**What you have to do**
Wherever "axis" appears in a line, copy that line.

**Supplied material**
++++++++

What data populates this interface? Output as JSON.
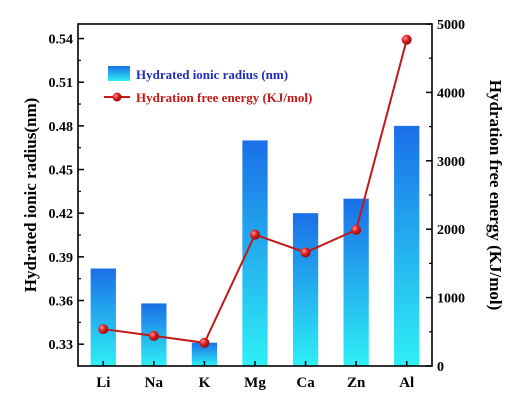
{
  "chart_data": {
    "type": "bar",
    "categories": [
      "Li",
      "Na",
      "K",
      "Mg",
      "Ca",
      "Zn",
      "Al"
    ],
    "series": [
      {
        "name": "Hydrated ionic radius (nm)",
        "type": "bar",
        "axis": "left",
        "values": [
          0.382,
          0.358,
          0.331,
          0.47,
          0.42,
          0.43,
          0.48
        ]
      },
      {
        "name": "Hydration free energy (KJ/mol)",
        "type": "line",
        "axis": "right",
        "values": [
          540,
          440,
          340,
          1920,
          1660,
          1990,
          4770
        ]
      }
    ],
    "ylabel_left": "Hydrated ionic radius(nm)",
    "ylabel_right": "Hydration free energy (KJ/mol)",
    "ylim_left": [
      0.315,
      0.55
    ],
    "yticks_left": [
      "0.33",
      "0.36",
      "0.39",
      "0.42",
      "0.45",
      "0.48",
      "0.51",
      "0.54"
    ],
    "ylim_right": [
      0,
      5000
    ],
    "yticks_right": [
      "0",
      "1000",
      "2000",
      "3000",
      "4000",
      "5000"
    ],
    "legend_position": "top-left",
    "grid": false,
    "colors": {
      "bar_top": "#1a6fe8",
      "bar_bottom": "#2ef0f5",
      "line": "#c41818",
      "marker": "#d42020",
      "legend_text": "#1f2fb8",
      "legend_text_line": "#c41818"
    }
  }
}
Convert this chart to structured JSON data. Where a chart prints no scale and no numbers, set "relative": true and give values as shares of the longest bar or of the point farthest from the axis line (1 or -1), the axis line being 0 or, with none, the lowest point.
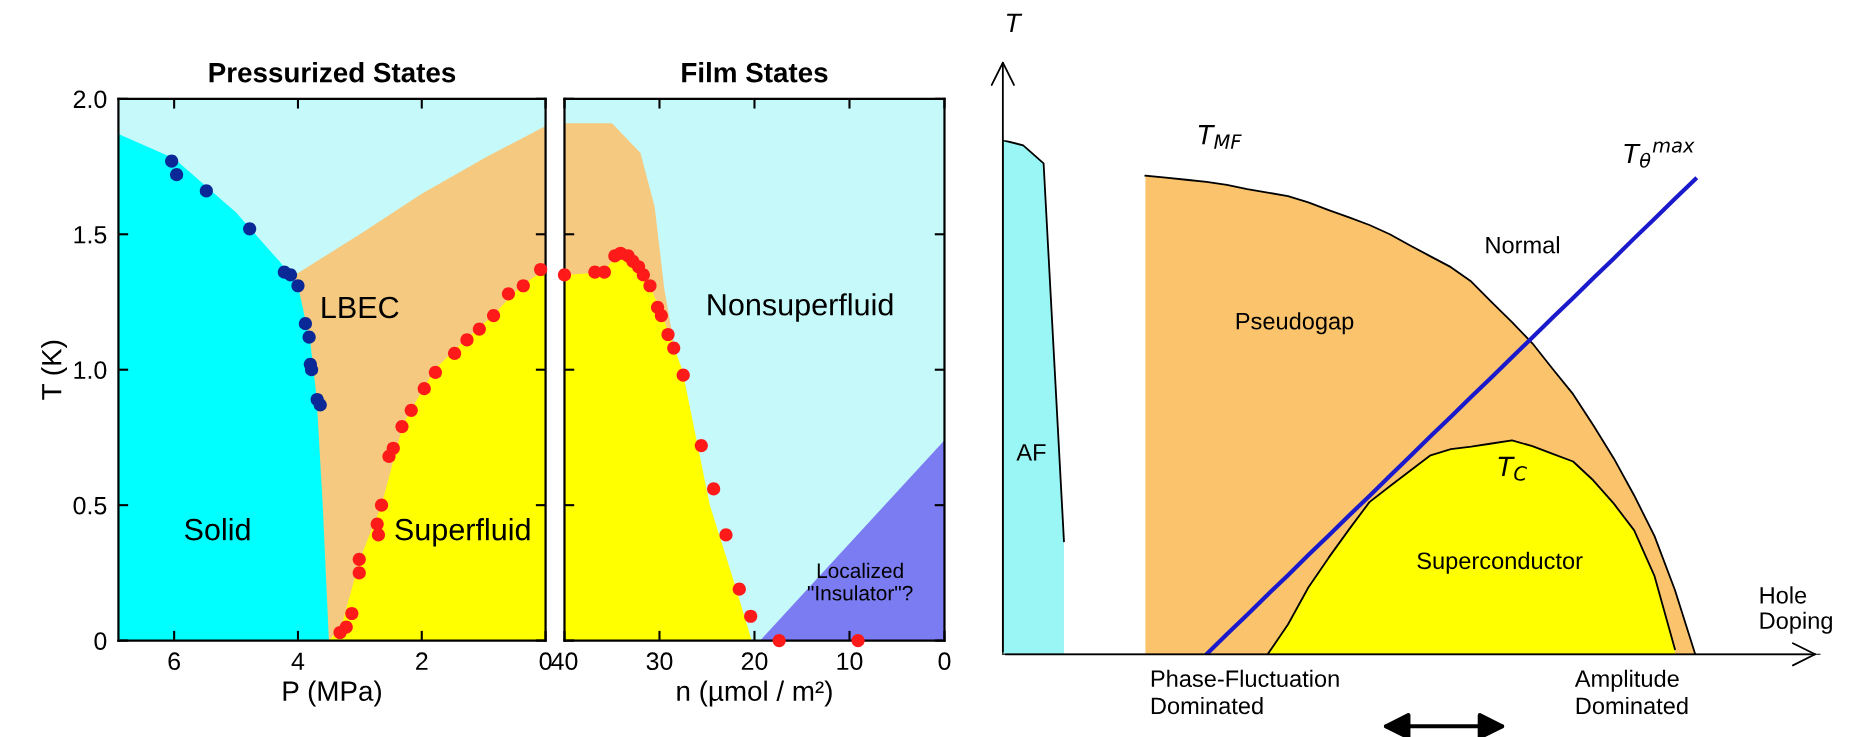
{
  "chart_data": [
    {
      "type": "scatter",
      "title": "Pressurized States",
      "xlabel": "P (MPa)",
      "ylabel": "T (K)",
      "xlim": [
        6.9,
        0
      ],
      "xticks": [
        6,
        4,
        2,
        0
      ],
      "ylim": [
        0,
        2
      ],
      "yticks": [
        0,
        0.5,
        {
          "value": 1,
          "label": "1.0"
        },
        1.5,
        {
          "value": 2,
          "label": "2.0"
        }
      ],
      "legend": false,
      "bands": [
        {
          "axis": "y",
          "from": 0,
          "to": 2,
          "color": "#c6fafa"
        }
      ],
      "series": [
        {
          "type": "area",
          "color": "#f5c97f",
          "x": [
            4.05,
            3.0,
            2.0,
            1.0,
            0
          ],
          "values": [
            1.35,
            1.5,
            1.65,
            1.78,
            1.9
          ]
        },
        {
          "type": "area",
          "color": "#00ffff",
          "x": [
            6.9,
            6.0,
            5.0,
            4.3,
            4.0,
            3.8,
            3.7,
            3.6,
            3.5
          ],
          "values": [
            1.87,
            1.78,
            1.58,
            1.4,
            1.31,
            1.1,
            0.9,
            0.5,
            0.0
          ]
        },
        {
          "type": "area",
          "color": "#ffff00",
          "x": [
            3.5,
            3.3,
            3.0,
            2.65,
            2.3,
            1.8,
            1.3,
            0.85,
            0.4,
            0
          ],
          "values": [
            0,
            0.05,
            0.3,
            0.5,
            0.8,
            1.0,
            1.11,
            1.2,
            1.31,
            1.37
          ]
        },
        {
          "marker": "circle",
          "color": "#0a2896",
          "x": [
            6.04,
            5.96,
            5.48,
            4.78,
            4.22,
            4.12,
            4.0,
            3.88,
            3.82,
            3.8,
            3.78,
            3.69,
            3.64
          ],
          "values": [
            1.77,
            1.72,
            1.66,
            1.52,
            1.36,
            1.35,
            1.31,
            1.17,
            1.12,
            1.02,
            1.0,
            0.89,
            0.87
          ]
        },
        {
          "marker": "circle",
          "color": "#ff1a1a",
          "x": [
            3.32,
            3.22,
            3.13,
            3.01,
            3.01,
            2.72,
            2.7,
            2.65,
            2.53,
            2.46,
            2.32,
            2.17,
            1.96,
            1.78,
            1.47,
            1.27,
            1.07,
            0.84,
            0.6,
            0.36,
            0.08
          ],
          "values": [
            0.03,
            0.05,
            0.1,
            0.3,
            0.25,
            0.43,
            0.39,
            0.5,
            0.68,
            0.71,
            0.79,
            0.85,
            0.93,
            0.99,
            1.06,
            1.11,
            1.15,
            1.2,
            1.28,
            1.31,
            1.37
          ]
        }
      ],
      "annotations": [
        "Solid",
        "LBEC",
        "Superfluid"
      ]
    },
    {
      "type": "scatter",
      "title": "Film States",
      "xlabel": "n (µmol / m²)",
      "xlim": [
        40,
        0
      ],
      "xticks": [
        40,
        30,
        20,
        10,
        0
      ],
      "ylim": [
        0,
        2
      ],
      "yticks": [
        0,
        0.5,
        1,
        1.5,
        2
      ],
      "tick_labels": "x",
      "legend": false,
      "bands": [
        {
          "axis": "y",
          "from": 0,
          "to": 2,
          "color": "#c6fafa"
        }
      ],
      "series": [
        {
          "type": "area",
          "color": "#f5c97f",
          "x": [
            40,
            35,
            32,
            30.5,
            29.5,
            28.5
          ],
          "values": [
            1.91,
            1.91,
            1.8,
            1.6,
            1.3,
            1.1
          ]
        },
        {
          "type": "area",
          "color": "#ffff00",
          "x": [
            40,
            36,
            34.5,
            33,
            31,
            29.5,
            27.6,
            24.7,
            22,
            20.3
          ],
          "values": [
            1.35,
            1.36,
            1.42,
            1.42,
            1.31,
            1.18,
            1.0,
            0.5,
            0.2,
            0
          ]
        },
        {
          "type": "area",
          "color": "#7b7bf2",
          "x": [
            19.4,
            0
          ],
          "values": [
            0,
            0.74
          ]
        },
        {
          "marker": "circle",
          "color": "#ff1a1a",
          "x": [
            40.0,
            36.8,
            35.8,
            34.7,
            34.1,
            33.3,
            32.8,
            32.2,
            31.7,
            31.0,
            30.2,
            29.8,
            29.1,
            28.5,
            27.5,
            25.6,
            24.3,
            23.0,
            21.6,
            20.4,
            17.4,
            9.1
          ],
          "values": [
            1.35,
            1.36,
            1.36,
            1.42,
            1.43,
            1.42,
            1.4,
            1.38,
            1.35,
            1.31,
            1.23,
            1.2,
            1.13,
            1.08,
            0.98,
            0.72,
            0.56,
            0.39,
            0.19,
            0.09,
            0,
            0
          ]
        }
      ],
      "annotations": [
        "Nonsuperfluid",
        "Localized\n\"Insulator\"?"
      ]
    },
    {
      "type": "line",
      "relative": true,
      "xlabel": "Hole Doping",
      "ylabel": "T",
      "legend": false,
      "categories": [
        null,
        null,
        null,
        null,
        null,
        null,
        null,
        null,
        null,
        null,
        null,
        null,
        null,
        null,
        null,
        null,
        null,
        null,
        null,
        null,
        null,
        null,
        null,
        null,
        null,
        null,
        null,
        null,
        null,
        null,
        null,
        null,
        null,
        null,
        null
      ],
      "series": [
        {
          "type": "area",
          "color": "#9af5f5",
          "values": [
            1.0,
            0.99,
            0.955,
            0.22,
            null,
            null,
            null,
            null,
            null,
            null,
            null,
            null,
            null,
            null,
            null,
            null,
            null,
            null,
            null,
            null,
            null,
            null,
            null,
            null,
            null,
            null,
            null,
            null,
            null,
            null,
            null,
            null,
            null,
            null,
            null
          ]
        },
        {
          "type": "area",
          "name": "T$_{MF}$",
          "color": "#fbc46c",
          "values": [
            null,
            null,
            null,
            null,
            null,
            null,
            null,
            0.931,
            0.927,
            0.923,
            0.919,
            0.913,
            0.905,
            0.898,
            0.891,
            0.879,
            0.864,
            0.85,
            0.835,
            0.817,
            0.795,
            0.774,
            0.753,
            0.725,
            0.685,
            0.646,
            0.605,
            0.555,
            0.506,
            0.445,
            0.381,
            0.309,
            0.23,
            0.125,
            0
          ]
        },
        {
          "type": "area",
          "name": "T$_{C}$",
          "color": "#ffff00",
          "values": [
            null,
            null,
            null,
            null,
            null,
            null,
            null,
            null,
            null,
            null,
            null,
            null,
            null,
            0,
            0.058,
            0.13,
            0.188,
            0.243,
            0.296,
            0.327,
            0.357,
            0.387,
            0.399,
            0.404,
            0.41,
            0.416,
            0.405,
            0.39,
            0.375,
            0.338,
            0.293,
            0.241,
            0.152,
            0.01,
            null
          ]
        },
        {
          "name": "T$_{θ}$$^{max}$",
          "color": "#1a1acc",
          "values": [
            null,
            null,
            null,
            null,
            null,
            null,
            null,
            null,
            null,
            null,
            0,
            0.039,
            0.077,
            0.116,
            0.154,
            0.193,
            0.231,
            0.27,
            0.308,
            0.347,
            0.385,
            0.424,
            0.462,
            0.501,
            0.539,
            0.578,
            0.616,
            0.655,
            0.693,
            0.732,
            0.77,
            0.809,
            0.847,
            0.886,
            0.924
          ]
        }
      ],
      "annotations": [
        "AF",
        "Pseudogap",
        "Normal",
        "Superconductor",
        "Phase-Fluctuation\nDominated",
        "Amplitude\nDominated"
      ]
    }
  ]
}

++++++++

**Worked solution**
        "axis": "left",
        "axis": "right",
Convert this chart to structured JSON data. Where a chart prints no scale and no numbers, set "relative": true and give values as shares of the longest bar or of the point farthest from the axis line (1 or -1), the axis line being 0 or, with none, the lowest point.
          "axis": "y",
          "axis": "y",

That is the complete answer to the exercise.